> [What is needed]: Within this material, how many lines have the string "artist" in them? The answer is a number, with nothing added.
+++ Provided information
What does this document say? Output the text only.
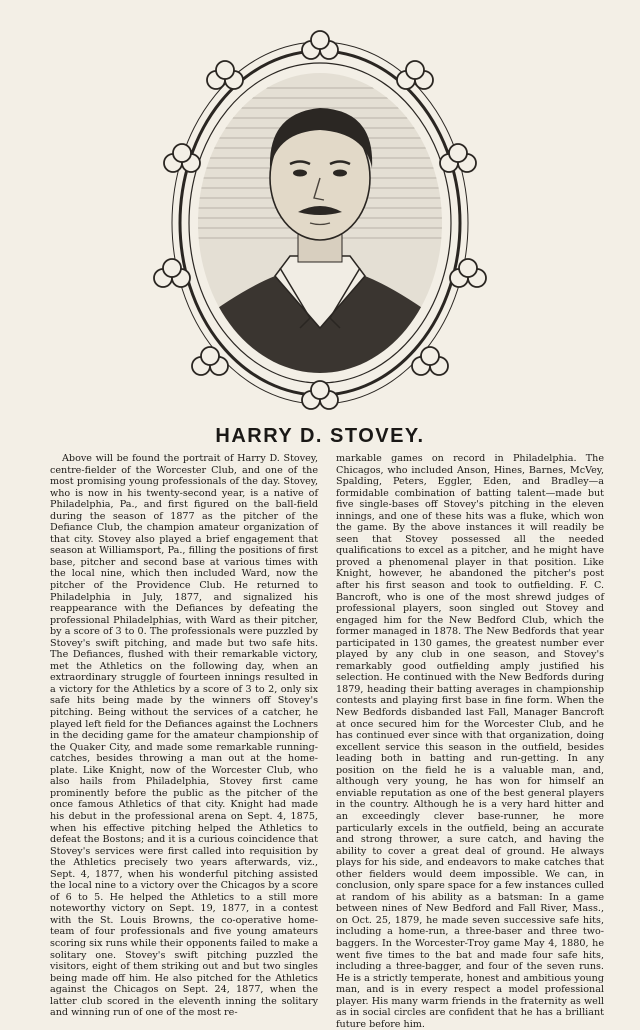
HARRY D. STOVEY.

Above will be found the portrait of Harry D. Stovey, centre-fielder of the Worcester Club, and one of the most promising young professionals of the day. Stovey, who is now in his twenty-second year, is a native of Philadelphia, Pa., and first figured on the ball-field during the season of 1877 as the pitcher of the Defiance Club, the champion amateur organization of that city. Stovey also played a brief engagement that season at Williamsport, Pa., filling the positions of first base, pitcher and second base at various times with the local nine, which then included Ward, now the pitcher of the Providence Club. He returned to Philadelphia in July, 1877, and signalized his reappearance with the Defiances by defeating the professional Philadelphias, with Ward as their pitcher, by a score of 3 to 0. The professionals were puzzled by Stovey's swift pitching, and made but two safe hits. The Defiances, flushed with their remarkable victory, met the Athletics on the following day, when an extraordinary struggle of fourteen innings resulted in a victory for the Athletics by a score of 3 to 2, only six safe hits being made by the winners off Stovey's pitching. Being without the services of a catcher, he played left field for the Defiances against the Lochners in the deciding game for the amateur championship of the Quaker City, and made some remarkable running-catches, besides throwing a man out at the home-plate. Like Knight, now of the Worcester Club, who also hails from Philadelphia, Stovey first came prominently before the public as the pitcher of the once famous Athletics of that city. Knight had made his debut in the professional arena on Sept. 4, 1875, when his effective pitching helped the Athletics to defeat the Bostons; and it is a curious coincidence that Stovey's services were first called into requisition by the Athletics precisely two years afterwards, viz., Sept. 4, 1877, when his wonderful pitching assisted the local nine to a victory over the Chicagos by a score of 6 to 5. He helped the Athletics to a still more noteworthy victory on Sept. 19, 1877, in a contest with the St. Louis Browns, the co-operative home-team of four professionals and five young amateurs scoring six runs while their opponents failed to make a solitary one. Stovey's swift pitching puzzled the visitors, eight of them striking out and but two singles being made off him. He also pitched for the Athletics against the Chicagos on Sept. 24, 1877, when the latter club scored in the eleventh inning the solitary and winning run of one of the most re-

markable games on record in Philadelphia. The Chicagos, who included Anson, Hines, Barnes, McVey, Spalding, Peters, Eggler, Eden, and Bradley—a formidable combination of batting talent—made but five single-bases off Stovey's pitching in the eleven innings, and one of these hits was a fluke, which won the game. By the above instances it will readily be seen that Stovey possessed all the needed qualifications to excel as a pitcher, and he might have proved a phenomenal player in that position. Like Knight, however, he abandoned the pitcher's post after his first season and took to outfielding. F. C. Bancroft, who is one of the most shrewd judges of professional players, soon singled out Stovey and engaged him for the New Bedford Club, which the former managed in 1878. The New Bedfords that year participated in 130 games, the greatest number ever played by any club in one season, and Stovey's remarkably good outfielding amply justified his selection. He continued with the New Bedfords during 1879, heading their batting averages in championship contests and playing first base in fine form. When the New Bedfords disbanded last Fall, Manager Bancroft at once secured him for the Worcester Club, and he has continued ever since with that organization, doing excellent service this season in the outfield, besides leading both in batting and run-getting. In any position on the field he is a valuable man, and, although very young, he has won for himself an enviable reputation as one of the best general players in the country. Although he is a very hard hitter and an exceedingly clever base-runner, he more particularly excels in the outfield, being an accurate and strong thrower, a sure catch, and having the ability to cover a great deal of ground. He always plays for his side, and endeavors to make catches that other fielders would deem impossible. We can, in conclusion, only spare space for a few instances culled at random of his ability as a batsman: In a game between nines of New Bedford and Fall River, Mass., on Oct. 25, 1879, he made seven successive safe hits, including a home-run, a three-baser and three two-baggers. In the Worcester-Troy game May 4, 1880, he went five times to the bat and made four safe hits, including a three-bagger, and four of the seven runs. He is a strictly temperate, honest and ambitious young man, and is in every respect a model professional player. His many warm friends in the fraternity as well as in social circles are confident that he has a brilliant future before him.
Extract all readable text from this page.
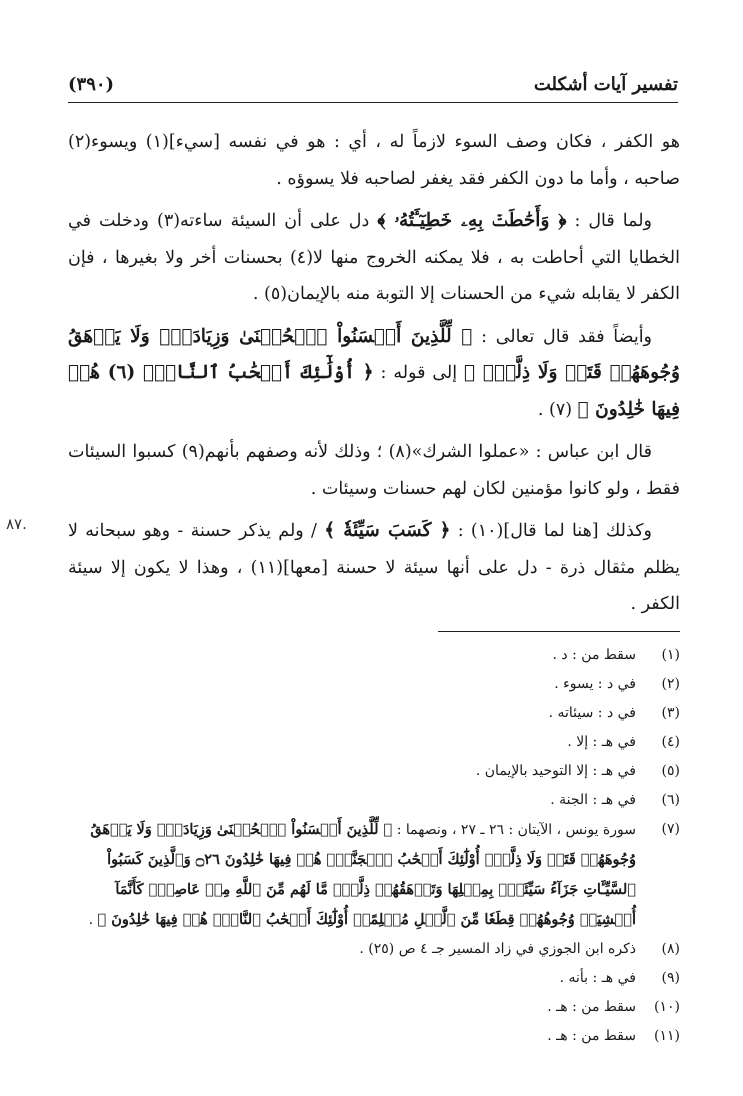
تفسير آيات أشكلت
(٣٩٠)
٨٧.

هو الكفر ، فكان وصف السوء لازماً له ، أي : هو في نفسه [سيء](١) ويسوء(٢) صاحبه ، وأما ما دون الكفر فقد يغفر لصاحبه فلا يسوؤه .

ولما قال : ﴿ وَأَحَٰطَتۡ بِهِۦ خَطِيٓـَٔتُهُۥ ﴾ دل على أن السيئة ساءته(٣) ودخلت في الخطايا التي أحاطت به ، فلا يمكنه الخروج منها لا(٤) بحسنات أخر ولا بغيرها ، فإن الكفر لا يقابله شيء من الحسنات إلا التوبة منه بالإيمان(٥) .

وأيضاً فقد قال تعالى : ﴿ لِّلَّذِينَ أَحۡسَنُواْ ٱلۡحُسۡنَىٰ وَزِيَادَةٞۖ وَلَا يَرۡهَقُ وُجُوهَهُمۡ قَتَرٞ وَلَا ذِلَّةٌۚ ﴾ إلى قوله : ﴿ أُوْلَٰٓئِكَ أَصۡحَٰبُ ٱلنَّارِۖ (٦) هُمۡ فِيهَا خَٰلِدُونَ ﴾ (٧) .

قال ابن عباس : «عملوا الشرك»(٨) ؛ وذلك لأنه وصفهم بأنهم(٩) كسبوا السيئات فقط ، ولو كانوا مؤمنين لكان لهم حسنات وسيئات .

وكذلك [هنا لما قال](١٠) : ﴿ كَسَبَ سَيِّئَةٗ ﴾ / ولم يذكر حسنة - وهو سبحانه لا يظلم مثقال ذرة - دل على أنها سيئة لا حسنة [معها](١١) ، وهذا لا يكون إلا سيئة الكفر .

(١)
سقط من : د .
(٢)
في د : يسوء .
(٣)
في د : سيئاته .
(٤)
في هـ : إلا .
(٥)
في هـ : إلا التوحيد بالإيمان .
(٦)
في هـ : الجنة .
(٧)
سورة يونس ، الآيتان : ٢٦ ـ ٢٧ ، ونصهما : ﴿ لِّلَّذِينَ أَحۡسَنُواْ ٱلۡحُسۡنَىٰ وَزِيَادَةٞۖ وَلَا يَرۡهَقُ وُجُوهَهُمۡ قَتَرٞ وَلَا ذِلَّةٌۚ أُوْلَٰٓئِكَ أَصۡحَٰبُ ٱلۡجَنَّةِۖ هُمۡ فِيهَا خَٰلِدُونَ ۝٢٦ وَٱلَّذِينَ كَسَبُواْ ٱلسَّيِّـَٔاتِ جَزَآءُ سَيِّئَةِۭ بِمِثۡلِهَا وَتَرۡهَقُهُمۡ ذِلَّةٞۖ مَّا لَهُم مِّنَ ٱللَّهِ مِنۡ عَاصِمٖۖ كَأَنَّمَآ أُغۡشِيَتۡ وُجُوهُهُمۡ قِطَعٗا مِّنَ ٱلَّيۡلِ مُظۡلِمًاۚ أُوْلَٰٓئِكَ أَصۡحَٰبُ ٱلنَّارِۖ هُمۡ فِيهَا خَٰلِدُونَ ﴾ .
(٨)
ذكره ابن الجوزي في زاد المسير جـ ٤ ص (٢٥) .
(٩)
في هـ : بأنه .
(١٠)
سقط من : هـ .
(١١)
سقط من : هـ .
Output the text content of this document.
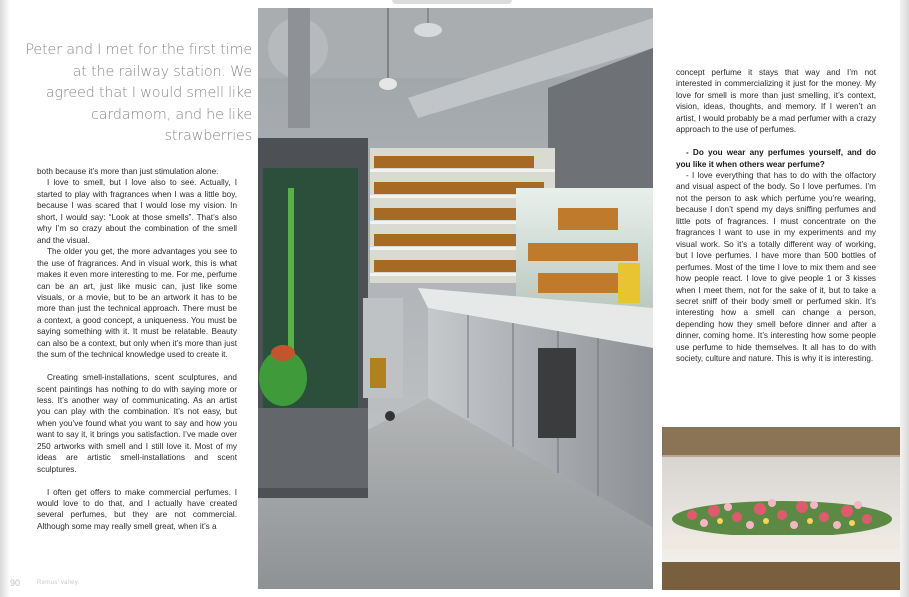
Peter and I met for the first time at the railway station. We agreed that I would smell like cardamom, and he like strawberries

both because it’s more than just stimulation alone.

I love to smell, but I love also to see. Actually, I started to play with fragrances when I was a little boy, because I was scared that I would lose my vision. In short, I would say: “Look at those smells”. That’s also why I’m so crazy about the combination of the smell and the visual.

The older you get, the more advantages you see to the use of fragrances. And in visual work, this is what makes it even more interesting to me. For me, perfume can be an art, just like music can, just like some visuals, or a movie, but to be an artwork it has to be more than just the technical approach. There must be a context, a good concept, a uniqueness. You must be saying something with it. It must be relatable. Beauty can also be a context, but only when it’s more than just the sum of the technical knowledge used to create it.

Creating smell-installations, scent sculptures, and scent paintings has nothing to do with saying more or less. It’s another way of communicating. As an artist you can play with the combination. It’s not easy, but when you’ve found what you want to say and how you want to say it, it brings you satisfaction. I’ve made over 250 artworks with smell and I still love it. Most of my ideas are artistic smell-installations and scent sculptures.

I often get offers to make commercial perfumes. I would love to do that, and I actually have created several perfumes, but they are not commercial. Although some may really smell great, when it’s a

90	Remus’ valley

concept perfume it stays that way and I’m not interested in commercializing it just for the money. My love for smell is more than just smelling, it’s context, vision, ideas, thoughts, and memory. If I weren’t an artist, I would probably be a mad perfumer with a crazy approach to the use of perfumes.

- Do you wear any perfumes yourself, and do you like it when others wear perfume?

- I love everything that has to do with the olfactory and visual aspect of the body. So I love perfumes. I’m not the person to ask which perfume you’re wearing, because I don’t spend my days sniffing perfumes and little pots of fragrances. I must concentrate on the fragrances I want to use in my experiments and my visual work. So it’s a totally different way of working, but I love perfumes. I have more than 500 bottles of perfumes. Most of the time I love to mix them and see how people react. I love to give people 1 or 3 kisses when I meet them, not for the sake of it, but to take a secret sniff of their body smell or perfumed skin. It’s interesting how a smell can change a person, depending how they smell before dinner and after a dinner, coming home. It’s interesting how some people use perfume to hide themselves. It all has to do with society, culture and nature. This is why it is interesting.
++++++
> [The reply]: 2